Extracted data entries:
──────────────────────────────
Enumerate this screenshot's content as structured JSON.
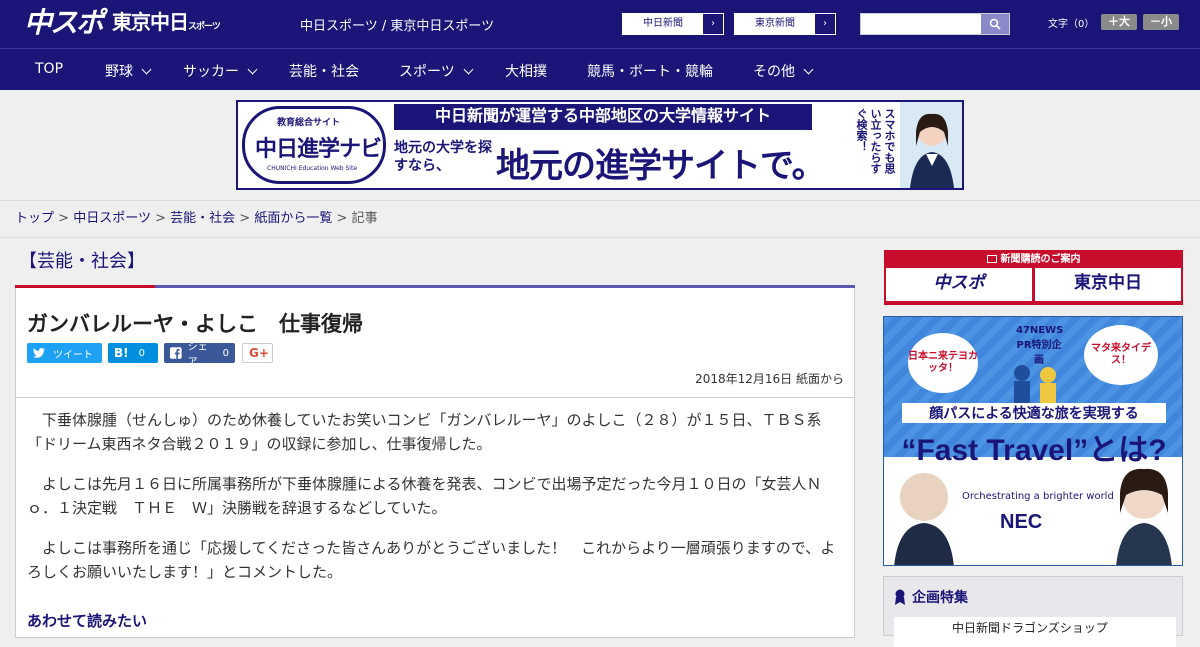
{
  "header": {
    "logo_main": "中スポ",
    "logo_sub": "東京中日",
    "logo_sub_small": "スポーツ",
    "site_name": "中日スポーツ / 東京中日スポーツ",
    "ext_links": [
      {
        "label": "中日新聞"
      },
      {
        "label": "東京新聞"
      }
    ],
    "search_placeholder": "",
    "font_size_label": "文字（0）",
    "font_plus": "＋大",
    "font_minus": "－小"
  },
  "nav": {
    "items": [
      {
        "label": "TOP",
        "dropdown": false
      },
      {
        "label": "野球",
        "dropdown": true
      },
      {
        "label": "サッカー",
        "dropdown": true
      },
      {
        "label": "芸能・社会",
        "dropdown": false
      },
      {
        "label": "スポーツ",
        "dropdown": true
      },
      {
        "label": "大相撲",
        "dropdown": false
      },
      {
        "label": "競馬・ボート・競輪",
        "dropdown": false
      },
      {
        "label": "その他",
        "dropdown": true
      }
    ]
  },
  "banner": {
    "logo_top": "教育総合サイト",
    "logo_main": "中日進学ナビ",
    "logo_bottom": "CHUNICHI Education Web Site",
    "headline": "中日新聞が運営する中部地区の大学情報サイト",
    "sub": "地元の大学を探すなら、",
    "big": "地元の進学サイトで。",
    "side": "スマホでも思い立ったらすぐ検索！"
  },
  "breadcrumb": {
    "items": [
      "トップ",
      "中日スポーツ",
      "芸能・社会",
      "紙面から一覧"
    ],
    "current": "記事",
    "sep": ">"
  },
  "article": {
    "category": "【芸能・社会】",
    "title": "ガンバレルーヤ・よしこ　仕事復帰",
    "social": {
      "tweet": "ツイート",
      "hatena_count": "0",
      "share": "シェア",
      "share_count": "0",
      "gplus": "G+"
    },
    "date": "2018年12月16日 紙面から",
    "paragraphs": [
      "　下垂体腺腫（せんしゅ）のため休養していたお笑いコンビ「ガンバレルーヤ」のよしこ（２８）が１５日、ＴＢＳ系「ドリーム東西ネタ合戦２０１９」の収録に参加し、仕事復帰した。",
      "　よしこは先月１６日に所属事務所が下垂体腺腫による休養を発表、コンビで出場予定だった今月１０日の「女芸人Ｎｏ．１決定戦　ＴＨＥ　Ｗ」決勝戦を辞退するなどしていた。",
      "　よしこは事務所を通じ「応援してくださった皆さんありがとうございました！　これからより一層頑張りますので、よろしくお願いいたします！」とコメントした。"
    ],
    "read_more": "あわせて読みたい"
  },
  "sidebar": {
    "subscribe_head": "新聞購読のご案内",
    "subscribe_logos": [
      "中スポ",
      "東京中日"
    ],
    "ad": {
      "pr": "47NEWS PR特別企画",
      "bubble1": "日本ニ来テヨカッタ！",
      "bubble2": "マタ来タイデス！",
      "headline": "顔パスによる快適な旅を実現する",
      "big": "“Fast Travel”とは?",
      "orch": "Orchestrating a brighter world",
      "brand": "NEC"
    },
    "feature_head": "企画特集",
    "feature_item": "中日新聞ドラゴンズショップ"
  },
  "colors": {
    "brand": "#1a1577",
    "accent": "#c80d2c"
  }
}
──────────────────────────────
Leave out the pictures and transcribe everything else exactly.

▸ WORKED SOLUTION
Enumerate this screenshot's content as structured JSON.
{
  "header": {
    "logo_main": "中スポ",
    "logo_sub": "東京中日",
    "logo_sub_small": "スポーツ",
    "site_name": "中日スポーツ / 東京中日スポーツ",
    "ext_links": [
      {
        "label": "中日新聞"
      },
      {
        "label": "東京新聞"
      }
    ],
    "search_placeholder": "",
    "font_size_label": "文字（0）",
    "font_plus": "＋大",
    "font_minus": "－小"
  },
  "nav": {
    "items": [
      {
        "label": "TOP",
        "dropdown": false
      },
      {
        "label": "野球",
        "dropdown": true
      },
      {
        "label": "サッカー",
        "dropdown": true
      },
      {
        "label": "芸能・社会",
        "dropdown": false
      },
      {
        "label": "スポーツ",
        "dropdown": true
      },
      {
        "label": "大相撲",
        "dropdown": false
      },
      {
        "label": "競馬・ボート・競輪",
        "dropdown": false
      },
      {
        "label": "その他",
        "dropdown": true
      }
    ]
  },
  "banner": {
    "logo_top": "教育総合サイト",
    "logo_main": "中日進学ナビ",
    "logo_bottom": "CHUNICHI Education Web Site",
    "headline": "中日新聞が運営する中部地区の大学情報サイト",
    "sub": "地元の大学を探すなら、",
    "big": "地元の進学サイトで。",
    "side": "スマホでも思い立ったらすぐ検索！"
  },
  "breadcrumb": {
    "items": [
      "トップ",
      "中日スポーツ",
      "芸能・社会",
      "紙面から一覧"
    ],
    "current": "記事",
    "sep": ">"
  },
  "article": {
    "category": "【芸能・社会】",
    "title": "ガンバレルーヤ・よしこ　仕事復帰",
    "social": {
      "tweet": "ツイート",
      "hatena_count": "0",
      "share": "シェア",
      "share_count": "0",
      "gplus": "G+"
    },
    "date": "2018年12月16日 紙面から",
    "paragraphs": [
      "　下垂体腺腫（せんしゅ）のため休養していたお笑いコンビ「ガンバレルーヤ」のよしこ（２８）が１５日、ＴＢＳ系「ドリーム東西ネタ合戦２０１９」の収録に参加し、仕事復帰した。",
      "　よしこは先月１６日に所属事務所が下垂体腺腫による休養を発表、コンビで出場予定だった今月１０日の「女芸人Ｎｏ．１決定戦　ＴＨＥ　Ｗ」決勝戦を辞退するなどしていた。",
      "　よしこは事務所を通じ「応援してくださった皆さんありがとうございました！　これからより一層頑張りますので、よろしくお願いいたします！」とコメントした。"
    ],
    "read_more": "あわせて読みたい"
  },
  "sidebar": {
    "subscribe_head": "新聞購読のご案内",
    "subscribe_logos": [
      "中スポ",
      "東京中日"
    ],
    "ad": {
      "pr": "47NEWS PR特別企画",
      "bubble1": "日本ニ来テヨカッタ！",
      "bubble2": "マタ来タイデス！",
      "headline": "顔パスによる快適な旅を実現する",
      "big": "“Fast Travel”とは?",
      "orch": "Orchestrating a brighter world",
      "brand": "NEC"
    },
    "feature_head": "企画特集",
    "feature_item": "中日新聞ドラゴンズショップ"
  },
  "colors": {
    "brand": "#1a1577",
    "accent": "#c80d2c"
  }
}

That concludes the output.